▸ **Available data**:
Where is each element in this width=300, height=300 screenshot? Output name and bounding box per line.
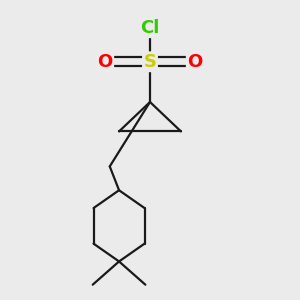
Text: O: O <box>187 53 202 71</box>
Text: S: S <box>143 53 157 71</box>
Text: O: O <box>98 53 113 71</box>
Text: Cl: Cl <box>140 19 160 37</box>
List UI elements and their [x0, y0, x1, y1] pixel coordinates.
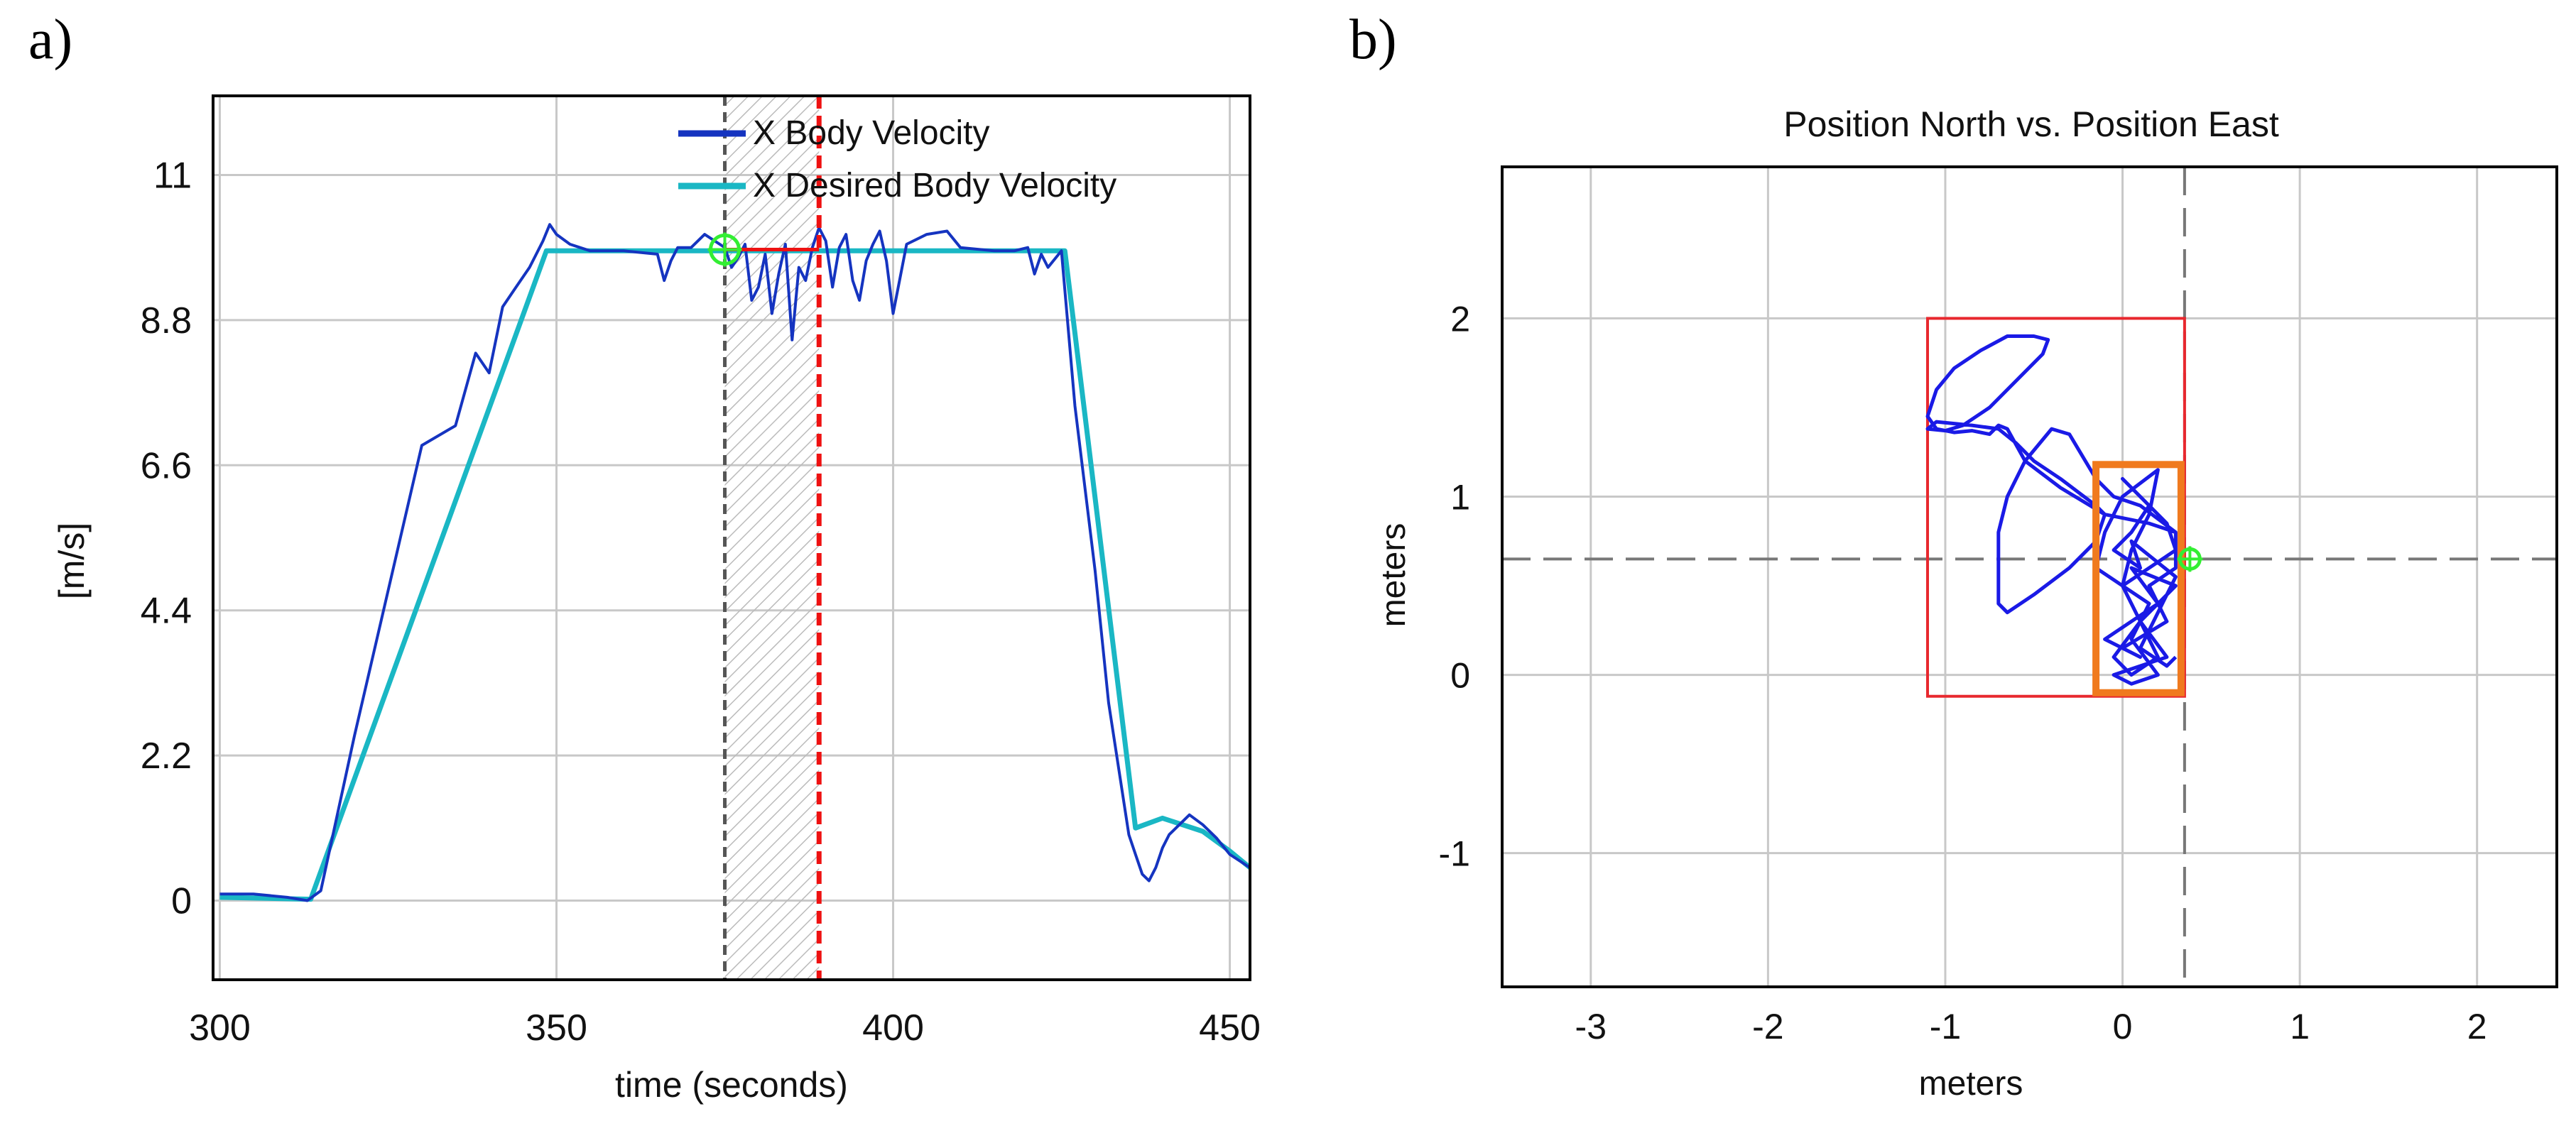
current-position-marker[interactable] — [2177, 546, 2203, 572]
marker-a[interactable] — [707, 232, 742, 267]
x-tick-label: 450 — [1199, 1007, 1261, 1049]
plot-frame-a — [212, 94, 1251, 981]
x-tick-label: 350 — [526, 1007, 587, 1049]
panel-a-label: a) — [28, 9, 72, 71]
y-tick-label: 8.8 — [141, 300, 192, 341]
x-tick-label: -3 — [1575, 1007, 1607, 1046]
y-tick-label: 4.4 — [141, 591, 192, 632]
marker-b[interactable] — [2177, 546, 2203, 572]
y-axis-label-a: [m/s] — [52, 523, 92, 599]
series-body-velocity — [219, 223, 1250, 902]
y-tick-label: 0 — [1450, 656, 1470, 696]
x-tick-label: 2 — [2467, 1007, 2487, 1046]
x-tick-label: -2 — [1752, 1007, 1783, 1046]
x-tick-label: 1 — [2290, 1007, 2310, 1046]
velocity-chart: 300 350 400 450 0 2.2 4.4 6.6 8.8 11 X Body Veloc… — [52, 94, 1261, 1105]
current-point-marker[interactable] — [707, 232, 742, 267]
x-tick-label: 0 — [2113, 1007, 2133, 1046]
legend-label-body-velocity: X Body Velocity — [753, 114, 990, 152]
chart-title-b: Position North vs. Position East — [1783, 104, 2279, 144]
y-tick-label: 1 — [1450, 478, 1470, 518]
plot-area-b — [1502, 167, 2557, 987]
y-tick-label: 2.2 — [141, 736, 192, 777]
y-axis-label-b: meters — [1375, 523, 1413, 628]
y-tick-label: 2 — [1450, 299, 1470, 339]
inner-bounding-box — [2092, 461, 2185, 696]
x-tick-label: 300 — [189, 1007, 251, 1049]
x-tick-label: -1 — [1930, 1007, 1961, 1046]
y-tick-label: 0 — [171, 881, 192, 922]
plot-frame-b — [1501, 165, 2558, 988]
panel-b-label: b) — [1349, 9, 1397, 71]
y-tick-label: -1 — [1439, 834, 1470, 874]
y-tick-label: 6.6 — [141, 445, 192, 486]
x-axis-label-b: meters — [1919, 1065, 2023, 1103]
x-axis-label-a: time (seconds) — [615, 1065, 848, 1105]
position-chart: Position North vs. Position East -3 -2 -1 0… — [1375, 104, 2558, 1103]
legend-a: X Body Velocity X Desired Body Velocity — [678, 114, 1116, 204]
legend-label-desired-velocity: X Desired Body Velocity — [753, 167, 1116, 204]
y-tick-label: 11 — [153, 155, 192, 196]
series-position-track — [1925, 334, 2178, 686]
highlight-window — [724, 96, 820, 980]
x-tick-label: 400 — [862, 1007, 924, 1049]
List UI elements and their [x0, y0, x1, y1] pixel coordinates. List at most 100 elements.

▸ **Work to complete**:
Can you render every one of the lines above as a numbered list, skipping blank lines and leaving the pictures out?

▸ **Written solution**:
1. Where is each element in this width=300, height=300 screenshot? Output name and bounding box per line.
2. Text: O: O <box>187 53 202 71</box>
3. Text: S: S <box>143 53 157 71</box>
4. Text: O: O <box>98 53 113 71</box>
5. Text: Cl: Cl <box>140 19 160 37</box>
6. List UI elements and their [x0, y0, x1, y1] pixel coordinates.
7. current-position-marker[interactable] — [2177, 546, 2203, 572]
8. marker-a[interactable] — [707, 232, 742, 267]
9. x-tick-label: 450 — [1199, 1007, 1261, 1049]
10. plot-frame-a — [212, 94, 1251, 981]
11. x-tick-label: 350 — [526, 1007, 587, 1049]
12. panel-a-label: a) — [28, 9, 72, 71]
13. y-tick-label: 8.8 — [141, 300, 192, 341]
14. x-tick-label: -3 — [1575, 1007, 1607, 1046]
15. y-tick-label: 4.4 — [141, 591, 192, 632]
16. marker-b[interactable] — [2177, 546, 2203, 572]
17. y-axis-label-a: [m/s] — [52, 523, 92, 599]
18. series-body-velocity — [219, 223, 1250, 902]
19. y-tick-label: 0 — [1450, 656, 1470, 696]
20. x-tick-label: 2 — [2467, 1007, 2487, 1046]
21. x-tick-label: -2 — [1752, 1007, 1783, 1046]
22. x-tick-label: 1 — [2290, 1007, 2310, 1046]
23. velocity-chart: 300 350 400 450 0 2.2 4.4 6.6 8.8 11 X Body Veloc… — [52, 94, 1261, 1105]
24. current-point-marker[interactable] — [707, 232, 742, 267]
25. x-tick-label: 0 — [2113, 1007, 2133, 1046]
26. legend-label-body-velocity: X Body Velocity — [753, 114, 990, 152]
27. chart-title-b: Position North vs. Position East — [1783, 104, 2279, 144]
28. y-tick-label: 1 — [1450, 478, 1470, 518]
29. plot-area-b — [1502, 167, 2557, 987]
30. y-tick-label: 2.2 — [141, 736, 192, 777]
31. y-axis-label-b: meters — [1375, 523, 1413, 628]
32. y-tick-label: 2 — [1450, 299, 1470, 339]
33. inner-bounding-box — [2092, 461, 2185, 696]
34. x-tick-label: 300 — [189, 1007, 251, 1049]
35. x-tick-label: -1 — [1930, 1007, 1961, 1046]
36. y-tick-label: 0 — [171, 881, 192, 922]
37. plot-frame-b — [1501, 165, 2558, 988]
38. panel-b-label: b) — [1349, 9, 1397, 71]
39. y-tick-label: -1 — [1439, 834, 1470, 874]
40. y-tick-label: 6.6 — [141, 445, 192, 486]
41. x-axis-label-b: meters — [1919, 1065, 2023, 1103]
42. x-axis-label-a: time (seconds) — [615, 1065, 848, 1105]
43. position-chart: Position North vs. Position East -3 -2 -1 0… — [1375, 104, 2558, 1103]
44. legend-a: X Body Velocity X Desired Body Velocity — [678, 114, 1116, 204]
45. legend-label-desired-velocity: X Desired Body Velocity — [753, 167, 1116, 204]
46. y-tick-label: 11 — [153, 155, 192, 196]
47. series-position-track — [1925, 334, 2178, 686]
48. highlight-window — [724, 96, 820, 980]
49. x-tick-label: 400 — [862, 1007, 924, 1049]
50. List UI elements and their [x0, y0, x1, y1] pixel coordinates. List at most 100 elements.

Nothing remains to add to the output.